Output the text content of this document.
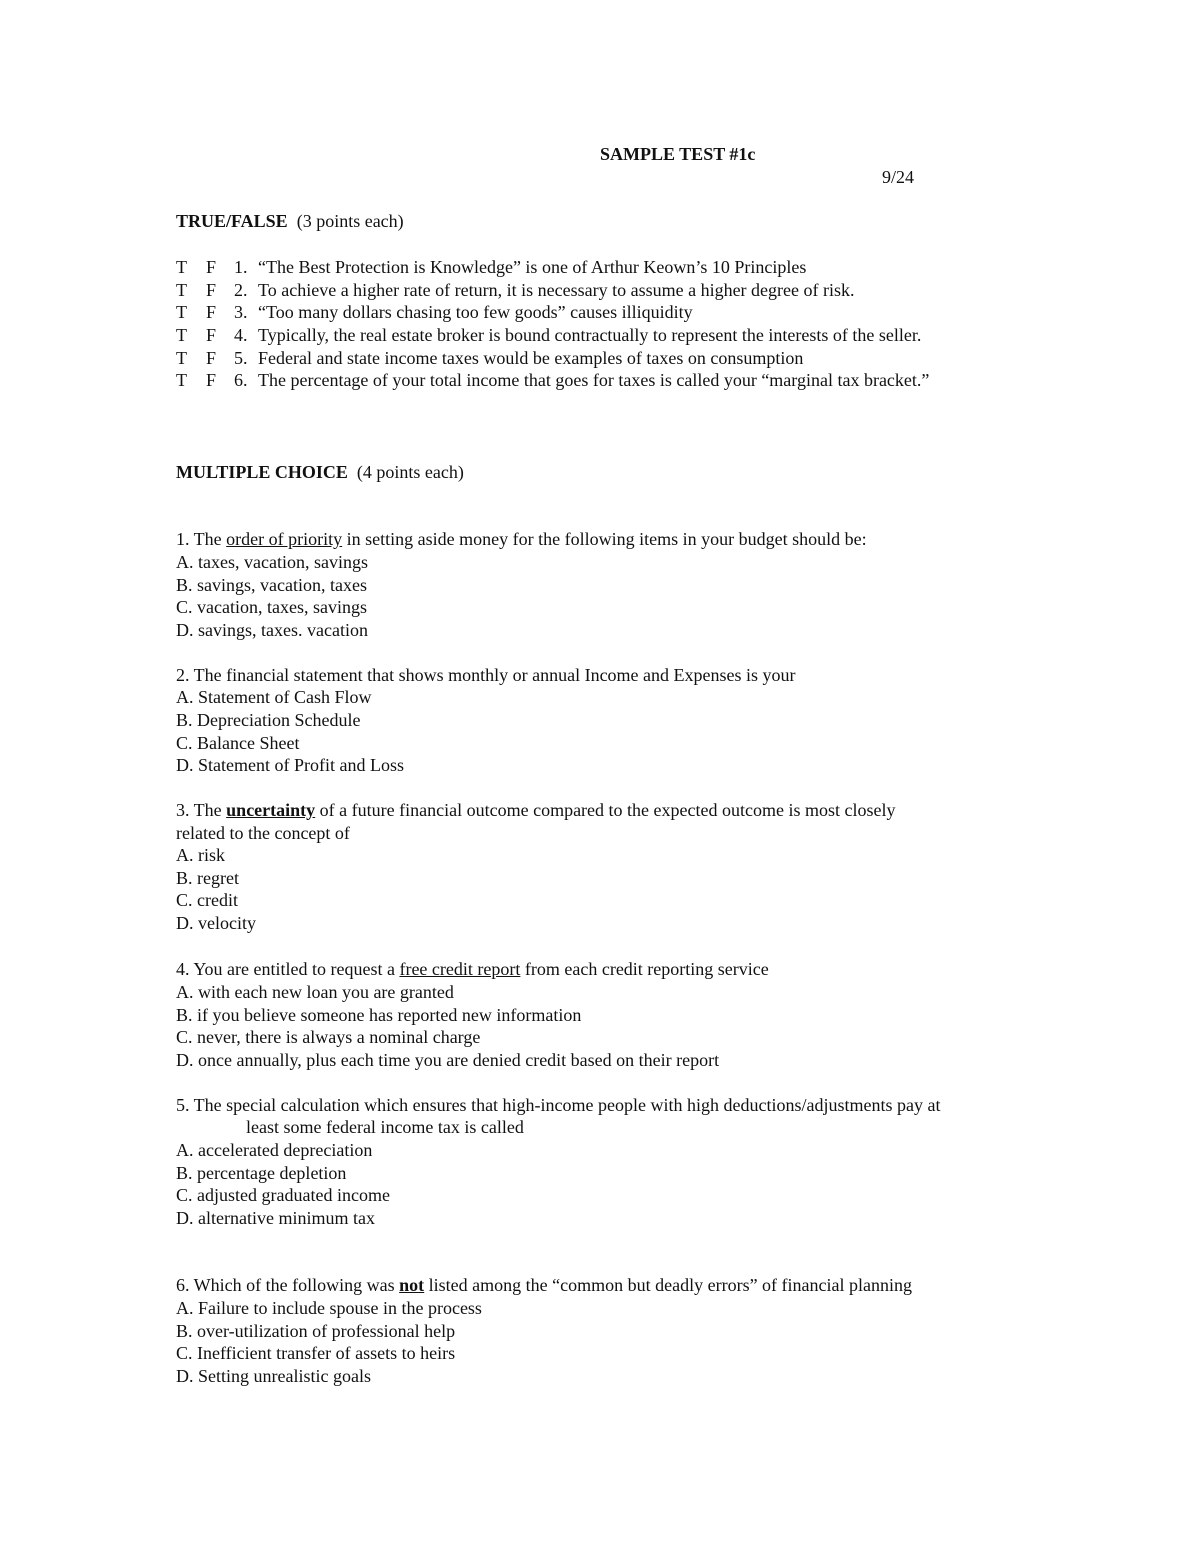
SAMPLE TEST #1c
9/24
TRUE/FALSE (3 points each)
T F 1. “The Best Protection is Knowledge” is one of Arthur Keown’s 10 Principles
T F 2. To achieve a higher rate of return, it is necessary to assume a higher degree of risk.
T F 3. “Too many dollars chasing too few goods” causes illiquidity
T F 4. Typically, the real estate broker is bound contractually to represent the interests of the seller.
T F 5. Federal and state income taxes would be examples of taxes on consumption
T F 6. The percentage of your total income that goes for taxes is called your “marginal tax bracket.”
MULTIPLE CHOICE (4 points each)
1. The order of priority in setting aside money for the following items in your budget should be:
A. taxes, vacation, savings
B. savings, vacation, taxes
C. vacation, taxes, savings
D. savings, taxes. vacation
2. The financial statement that shows monthly or annual Income and Expenses is your
A. Statement of Cash Flow
B. Depreciation Schedule
C. Balance Sheet
D. Statement of Profit and Loss
3. The uncertainty of a future financial outcome compared to the expected outcome is most closely
related to the concept of
A. risk
B. regret
C. credit
D. velocity
4. You are entitled to request a free credit report from each credit reporting service
A. with each new loan you are granted
B. if you believe someone has reported new information
C. never, there is always a nominal charge
D. once annually, plus each time you are denied credit based on their report
5. The special calculation which ensures that high-income people with high deductions/adjustments pay at
least some federal income tax is called
A. accelerated depreciation
B. percentage depletion
C. adjusted graduated income
D. alternative minimum tax
6. Which of the following was not listed among the “common but deadly errors” of financial planning
A. Failure to include spouse in the process
B. over-utilization of professional help
C. Inefficient transfer of assets to heirs
D. Setting unrealistic goals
----------------
Select and copy every line of the listing with the word "risk".

__OUTPUT OF THE TASK__:
T F 2. To achieve a higher rate of return, it is necessary to assume a higher degree of risk.
A. risk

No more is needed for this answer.